(Stored data entries)
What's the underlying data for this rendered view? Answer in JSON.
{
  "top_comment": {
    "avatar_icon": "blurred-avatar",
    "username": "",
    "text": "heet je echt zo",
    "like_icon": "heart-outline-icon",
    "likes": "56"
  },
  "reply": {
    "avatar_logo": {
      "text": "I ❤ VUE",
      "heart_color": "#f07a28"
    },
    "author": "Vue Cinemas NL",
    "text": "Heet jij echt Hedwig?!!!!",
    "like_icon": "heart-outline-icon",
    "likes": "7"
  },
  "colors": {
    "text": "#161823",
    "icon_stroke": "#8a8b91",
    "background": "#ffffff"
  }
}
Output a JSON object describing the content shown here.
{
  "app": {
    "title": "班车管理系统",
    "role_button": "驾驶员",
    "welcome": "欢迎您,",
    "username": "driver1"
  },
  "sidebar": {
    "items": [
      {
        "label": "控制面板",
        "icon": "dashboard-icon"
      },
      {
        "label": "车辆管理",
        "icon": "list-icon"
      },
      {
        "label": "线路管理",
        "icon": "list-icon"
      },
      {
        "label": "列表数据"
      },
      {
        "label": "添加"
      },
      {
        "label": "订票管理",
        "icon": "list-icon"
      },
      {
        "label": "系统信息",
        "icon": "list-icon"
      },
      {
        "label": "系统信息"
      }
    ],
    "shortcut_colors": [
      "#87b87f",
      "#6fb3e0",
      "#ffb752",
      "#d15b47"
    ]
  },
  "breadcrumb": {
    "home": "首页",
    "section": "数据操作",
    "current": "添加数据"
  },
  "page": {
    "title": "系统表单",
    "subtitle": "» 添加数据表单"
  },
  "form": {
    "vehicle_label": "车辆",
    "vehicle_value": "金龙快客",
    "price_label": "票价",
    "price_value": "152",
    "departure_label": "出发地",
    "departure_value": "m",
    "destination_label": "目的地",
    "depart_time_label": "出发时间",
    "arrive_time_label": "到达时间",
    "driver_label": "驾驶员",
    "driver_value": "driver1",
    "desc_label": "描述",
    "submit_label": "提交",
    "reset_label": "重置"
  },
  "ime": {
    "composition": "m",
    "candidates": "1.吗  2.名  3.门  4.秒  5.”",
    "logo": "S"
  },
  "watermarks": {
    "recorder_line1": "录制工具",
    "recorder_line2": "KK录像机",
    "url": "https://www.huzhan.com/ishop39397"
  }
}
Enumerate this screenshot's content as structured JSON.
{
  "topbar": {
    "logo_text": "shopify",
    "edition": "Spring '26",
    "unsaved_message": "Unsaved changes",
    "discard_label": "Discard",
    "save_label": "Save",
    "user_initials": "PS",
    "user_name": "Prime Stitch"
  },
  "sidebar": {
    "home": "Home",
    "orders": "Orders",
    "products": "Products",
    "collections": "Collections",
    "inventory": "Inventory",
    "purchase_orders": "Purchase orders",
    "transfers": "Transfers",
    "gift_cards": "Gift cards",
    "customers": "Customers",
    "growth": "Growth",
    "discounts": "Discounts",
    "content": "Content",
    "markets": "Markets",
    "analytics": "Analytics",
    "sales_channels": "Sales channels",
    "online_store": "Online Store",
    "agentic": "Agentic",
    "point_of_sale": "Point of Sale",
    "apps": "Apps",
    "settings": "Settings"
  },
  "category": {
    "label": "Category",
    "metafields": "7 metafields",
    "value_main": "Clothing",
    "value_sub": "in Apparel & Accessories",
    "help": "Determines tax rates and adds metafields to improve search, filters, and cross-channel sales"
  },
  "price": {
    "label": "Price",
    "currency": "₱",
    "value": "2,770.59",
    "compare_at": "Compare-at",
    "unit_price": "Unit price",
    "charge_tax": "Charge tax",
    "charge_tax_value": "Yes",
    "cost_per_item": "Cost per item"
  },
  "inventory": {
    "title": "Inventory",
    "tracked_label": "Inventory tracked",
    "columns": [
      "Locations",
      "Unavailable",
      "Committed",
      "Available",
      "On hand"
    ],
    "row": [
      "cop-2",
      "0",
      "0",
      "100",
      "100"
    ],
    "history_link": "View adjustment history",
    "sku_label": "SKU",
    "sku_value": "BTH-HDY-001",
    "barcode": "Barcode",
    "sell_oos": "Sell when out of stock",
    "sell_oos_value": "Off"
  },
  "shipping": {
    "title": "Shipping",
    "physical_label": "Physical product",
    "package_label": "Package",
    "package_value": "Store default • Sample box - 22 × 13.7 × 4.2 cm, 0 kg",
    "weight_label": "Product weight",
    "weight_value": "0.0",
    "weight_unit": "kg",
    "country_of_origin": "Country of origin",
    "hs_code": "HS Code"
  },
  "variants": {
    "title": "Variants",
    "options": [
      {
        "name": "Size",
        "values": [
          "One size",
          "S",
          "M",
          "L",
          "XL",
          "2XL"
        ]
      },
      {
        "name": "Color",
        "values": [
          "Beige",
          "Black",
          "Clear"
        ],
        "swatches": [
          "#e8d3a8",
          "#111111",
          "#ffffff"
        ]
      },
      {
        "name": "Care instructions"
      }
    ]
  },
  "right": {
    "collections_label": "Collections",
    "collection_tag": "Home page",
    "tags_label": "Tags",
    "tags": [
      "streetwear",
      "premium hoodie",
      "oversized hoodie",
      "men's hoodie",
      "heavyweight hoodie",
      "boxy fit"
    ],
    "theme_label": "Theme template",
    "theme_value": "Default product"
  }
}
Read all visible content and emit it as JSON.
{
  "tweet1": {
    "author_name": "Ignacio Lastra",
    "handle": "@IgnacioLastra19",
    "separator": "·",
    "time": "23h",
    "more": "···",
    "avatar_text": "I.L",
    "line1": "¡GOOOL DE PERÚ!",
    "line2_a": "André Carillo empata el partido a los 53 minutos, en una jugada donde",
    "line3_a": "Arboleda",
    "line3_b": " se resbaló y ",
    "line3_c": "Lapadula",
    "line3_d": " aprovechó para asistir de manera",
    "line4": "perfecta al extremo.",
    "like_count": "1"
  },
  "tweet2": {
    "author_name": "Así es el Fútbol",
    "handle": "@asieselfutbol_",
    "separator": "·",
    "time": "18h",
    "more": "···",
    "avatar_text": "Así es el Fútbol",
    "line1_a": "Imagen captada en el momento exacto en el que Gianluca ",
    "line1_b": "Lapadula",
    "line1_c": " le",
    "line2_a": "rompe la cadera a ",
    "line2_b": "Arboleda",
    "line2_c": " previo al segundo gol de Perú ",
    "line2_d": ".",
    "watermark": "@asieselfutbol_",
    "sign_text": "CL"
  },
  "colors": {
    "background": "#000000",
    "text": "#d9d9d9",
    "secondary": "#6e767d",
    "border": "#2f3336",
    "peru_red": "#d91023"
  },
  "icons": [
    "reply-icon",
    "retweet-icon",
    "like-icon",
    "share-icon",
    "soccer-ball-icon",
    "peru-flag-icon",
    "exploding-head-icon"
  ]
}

DO THIS
Recopy all the lines exactly as they appear.

ANSWER
What's the underlying data for this rendered view? Answer in JSON.
{
  "top_comment": {
    "avatar_icon": "blurred-avatar",
    "username": "",
    "text": "heet je echt zo",
    "like_icon": "heart-outline-icon",
    "likes": "56"
  },
  "reply": {
    "avatar_logo": {
      "text": "I ❤ VUE",
      "heart_color": "#f07a28"
    },
    "author": "Vue Cinemas NL",
    "text": "Heet jij echt Hedwig?!!!!",
    "like_icon": "heart-outline-icon",
    "likes": "7"
  },
  "colors": {
    "text": "#161823",
    "icon_stroke": "#8a8b91",
    "background": "#ffffff"
  }
}
Output a JSON object describing the content shown here.
{
  "app": {
    "title": "班车管理系统",
    "role_button": "驾驶员",
    "welcome": "欢迎您,",
    "username": "driver1"
  },
  "sidebar": {
    "items": [
      {
        "label": "控制面板",
        "icon": "dashboard-icon"
      },
      {
        "label": "车辆管理",
        "icon": "list-icon"
      },
      {
        "label": "线路管理",
        "icon": "list-icon"
      },
      {
        "label": "列表数据"
      },
      {
        "label": "添加"
      },
      {
        "label": "订票管理",
        "icon": "list-icon"
      },
      {
        "label": "系统信息",
        "icon": "list-icon"
      },
      {
        "label": "系统信息"
      }
    ],
    "shortcut_colors": [
      "#87b87f",
      "#6fb3e0",
      "#ffb752",
      "#d15b47"
    ]
  },
  "breadcrumb": {
    "home": "首页",
    "section": "数据操作",
    "current": "添加数据"
  },
  "page": {
    "title": "系统表单",
    "subtitle": "» 添加数据表单"
  },
  "form": {
    "vehicle_label": "车辆",
    "vehicle_value": "金龙快客",
    "price_label": "票价",
    "price_value": "152",
    "departure_label": "出发地",
    "departure_value": "m",
    "destination_label": "目的地",
    "depart_time_label": "出发时间",
    "arrive_time_label": "到达时间",
    "driver_label": "驾驶员",
    "driver_value": "driver1",
    "desc_label": "描述",
    "submit_label": "提交",
    "reset_label": "重置"
  },
  "ime": {
    "composition": "m",
    "candidates": "1.吗  2.名  3.门  4.秒  5.”",
    "logo": "S"
  },
  "watermarks": {
    "recorder_line1": "录制工具",
    "recorder_line2": "KK录像机",
    "url": "https://www.huzhan.com/ishop39397"
  }
}
Enumerate this screenshot's content as structured JSON.
{
  "topbar": {
    "logo_text": "shopify",
    "edition": "Spring '26",
    "unsaved_message": "Unsaved changes",
    "discard_label": "Discard",
    "save_label": "Save",
    "user_initials": "PS",
    "user_name": "Prime Stitch"
  },
  "sidebar": {
    "home": "Home",
    "orders": "Orders",
    "products": "Products",
    "collections": "Collections",
    "inventory": "Inventory",
    "purchase_orders": "Purchase orders",
    "transfers": "Transfers",
    "gift_cards": "Gift cards",
    "customers": "Customers",
    "growth": "Growth",
    "discounts": "Discounts",
    "content": "Content",
    "markets": "Markets",
    "analytics": "Analytics",
    "sales_channels": "Sales channels",
    "online_store": "Online Store",
    "agentic": "Agentic",
    "point_of_sale": "Point of Sale",
    "apps": "Apps",
    "settings": "Settings"
  },
  "category": {
    "label": "Category",
    "metafields": "7 metafields",
    "value_main": "Clothing",
    "value_sub": "in Apparel & Accessories",
    "help": "Determines tax rates and adds metafields to improve search, filters, and cross-channel sales"
  },
  "price": {
    "label": "Price",
    "currency": "₱",
    "value": "2,770.59",
    "compare_at": "Compare-at",
    "unit_price": "Unit price",
    "charge_tax": "Charge tax",
    "charge_tax_value": "Yes",
    "cost_per_item": "Cost per item"
  },
  "inventory": {
    "title": "Inventory",
    "tracked_label": "Inventory tracked",
    "columns": [
      "Locations",
      "Unavailable",
      "Committed",
      "Available",
      "On hand"
    ],
    "row": [
      "cop-2",
      "0",
      "0",
      "100",
      "100"
    ],
    "history_link": "View adjustment history",
    "sku_label": "SKU",
    "sku_value": "BTH-HDY-001",
    "barcode": "Barcode",
    "sell_oos": "Sell when out of stock",
    "sell_oos_value": "Off"
  },
  "shipping": {
    "title": "Shipping",
    "physical_label": "Physical product",
    "package_label": "Package",
    "package_value": "Store default • Sample box - 22 × 13.7 × 4.2 cm, 0 kg",
    "weight_label": "Product weight",
    "weight_value": "0.0",
    "weight_unit": "kg",
    "country_of_origin": "Country of origin",
    "hs_code": "HS Code"
  },
  "variants": {
    "title": "Variants",
    "options": [
      {
        "name": "Size",
        "values": [
          "One size",
          "S",
          "M",
          "L",
          "XL",
          "2XL"
        ]
      },
      {
        "name": "Color",
        "values": [
          "Beige",
          "Black",
          "Clear"
        ],
        "swatches": [
          "#e8d3a8",
          "#111111",
          "#ffffff"
        ]
      },
      {
        "name": "Care instructions"
      }
    ]
  },
  "right": {
    "collections_label": "Collections",
    "collection_tag": "Home page",
    "tags_label": "Tags",
    "tags": [
      "streetwear",
      "premium hoodie",
      "oversized hoodie",
      "men's hoodie",
      "heavyweight hoodie",
      "boxy fit"
    ],
    "theme_label": "Theme template",
    "theme_value": "Default product"
  }
}
Read all visible content and emit it as JSON.
{
  "tweet1": {
    "author_name": "Ignacio Lastra",
    "handle": "@IgnacioLastra19",
    "separator": "·",
    "time": "23h",
    "more": "···",
    "avatar_text": "I.L",
    "line1": "¡GOOOL DE PERÚ!",
    "line2_a": "André Carillo empata el partido a los 53 minutos, en una jugada donde",
    "line3_a": "Arboleda",
    "line3_b": " se resbaló y ",
    "line3_c": "Lapadula",
    "line3_d": " aprovechó para asistir de manera",
    "line4": "perfecta al extremo.",
    "like_count": "1"
  },
  "tweet2": {
    "author_name": "Así es el Fútbol",
    "handle": "@asieselfutbol_",
    "separator": "·",
    "time": "18h",
    "more": "···",
    "avatar_text": "Así es el Fútbol",
    "line1_a": "Imagen captada en el momento exacto en el que Gianluca ",
    "line1_b": "Lapadula",
    "line1_c": " le",
    "line2_a": "rompe la cadera a ",
    "line2_b": "Arboleda",
    "line2_c": " previo al segundo gol de Perú ",
    "line2_d": ".",
    "watermark": "@asieselfutbol_",
    "sign_text": "CL"
  },
  "colors": {
    "background": "#000000",
    "text": "#d9d9d9",
    "secondary": "#6e767d",
    "border": "#2f3336",
    "peru_red": "#d91023"
  },
  "icons": [
    "reply-icon",
    "retweet-icon",
    "like-icon",
    "share-icon",
    "soccer-ball-icon",
    "peru-flag-icon",
    "exploding-head-icon"
  ]
}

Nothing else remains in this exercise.